**Exercise objective:** Do not include the pictures; repeat the rest of the data exactly.

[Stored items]
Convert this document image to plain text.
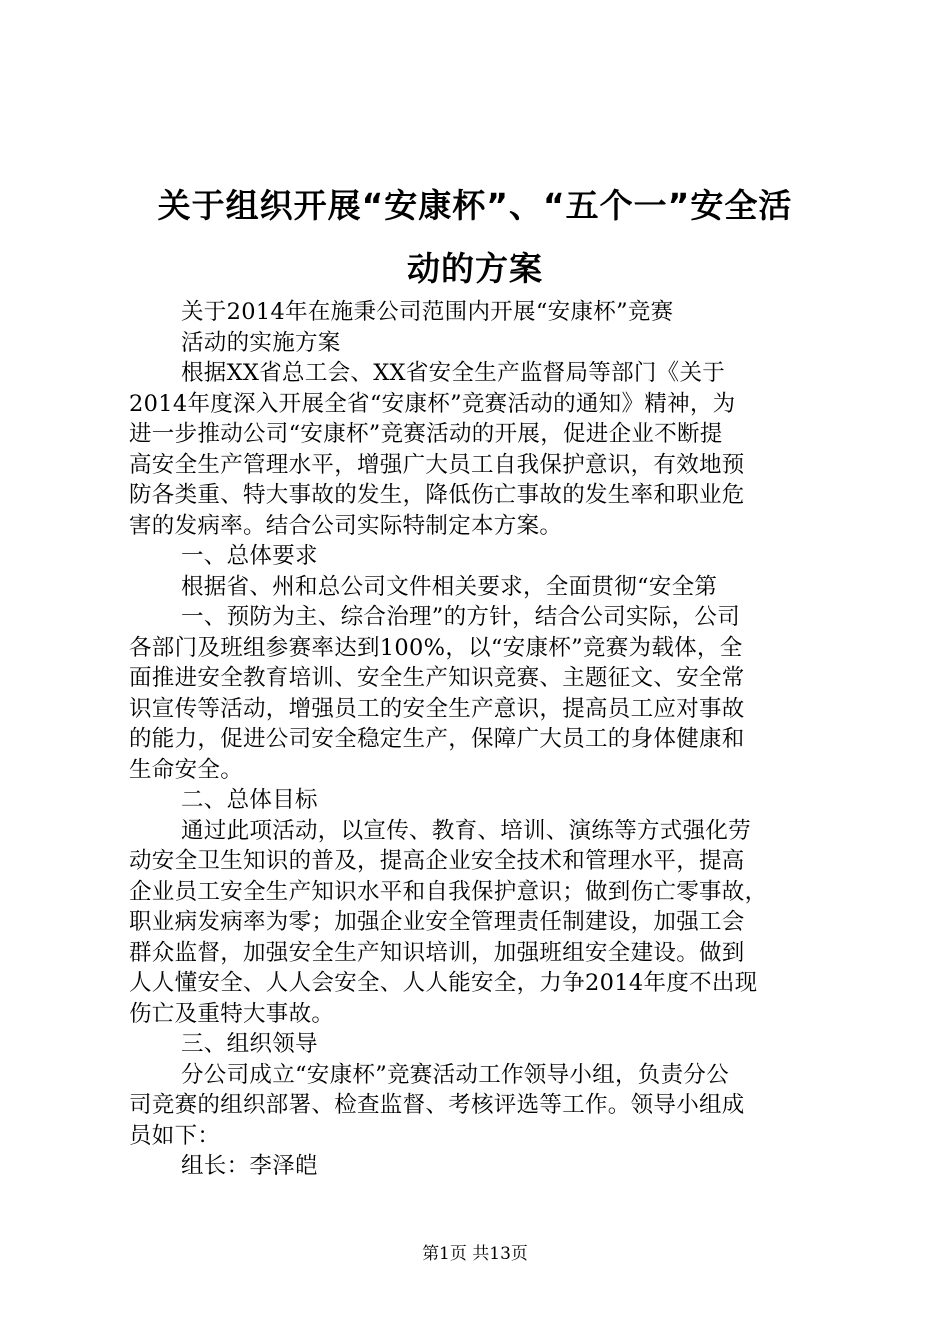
关于组织开展“安康杯”、“五个一”安全活
动的方案
关于2014年在施秉公司范围内开展“安康杯”竞赛
活动的实施方案
根据XX省总工会、XX省安全生产监督局等部门《关于
2014年度深入开展全省“安康杯”竞赛活动的通知》精神，为
进一步推动公司“安康杯”竞赛活动的开展，促进企业不断提
高安全生产管理水平，增强广大员工自我保护意识，有效地预
防各类重、特大事故的发生，降低伤亡事故的发生率和职业危
害的发病率。结合公司实际特制定本方案。
一、总体要求
根据省、州和总公司文件相关要求，全面贯彻“安全第
一、预防为主、综合治理”的方针，结合公司实际，公司
各部门及班组参赛率达到100%，以“安康杯”竞赛为载体，全
面推进安全教育培训、安全生产知识竞赛、主题征文、安全常
识宣传等活动，增强员工的安全生产意识，提高员工应对事故
的能力，促进公司安全稳定生产，保障广大员工的身体健康和
生命安全。
二、总体目标
通过此项活动，以宣传、教育、培训、演练等方式强化劳
动安全卫生知识的普及，提高企业安全技术和管理水平，提高
企业员工安全生产知识水平和自我保护意识；做到伤亡零事故，
职业病发病率为零；加强企业安全管理责任制建设，加强工会
群众监督，加强安全生产知识培训，加强班组安全建设。做到
人人懂安全、人人会安全、人人能安全，力争2014年度不出现
伤亡及重特大事故。
三、组织领导
分公司成立“安康杯”竞赛活动工作领导小组，负责分公
司竞赛的组织部署、检查监督、考核评选等工作。领导小组成
员如下：
组长：李泽皑
第1页 共13页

**Full response:**
Convert this document image to plain text.
关于组织开展“安康杯”、“五个一”安全活
动的方案
关于2014年在施秉公司范围内开展“安康杯”竞赛
活动的实施方案
根据XX省总工会、XX省安全生产监督局等部门《关于
2014年度深入开展全省“安康杯”竞赛活动的通知》精神，为
进一步推动公司“安康杯”竞赛活动的开展，促进企业不断提
高安全生产管理水平，增强广大员工自我保护意识，有效地预
防各类重、特大事故的发生，降低伤亡事故的发生率和职业危
害的发病率。结合公司实际特制定本方案。
一、总体要求
根据省、州和总公司文件相关要求，全面贯彻“安全第
一、预防为主、综合治理”的方针，结合公司实际，公司
各部门及班组参赛率达到100%，以“安康杯”竞赛为载体，全
面推进安全教育培训、安全生产知识竞赛、主题征文、安全常
识宣传等活动，增强员工的安全生产意识，提高员工应对事故
的能力，促进公司安全稳定生产，保障广大员工的身体健康和
生命安全。
二、总体目标
通过此项活动，以宣传、教育、培训、演练等方式强化劳
动安全卫生知识的普及，提高企业安全技术和管理水平，提高
企业员工安全生产知识水平和自我保护意识；做到伤亡零事故，
职业病发病率为零；加强企业安全管理责任制建设，加强工会
群众监督，加强安全生产知识培训，加强班组安全建设。做到
人人懂安全、人人会安全、人人能安全，力争2014年度不出现
伤亡及重特大事故。
三、组织领导
分公司成立“安康杯”竞赛活动工作领导小组，负责分公
司竞赛的组织部署、检查监督、考核评选等工作。领导小组成
员如下：
组长：李泽皑
第1页 共13页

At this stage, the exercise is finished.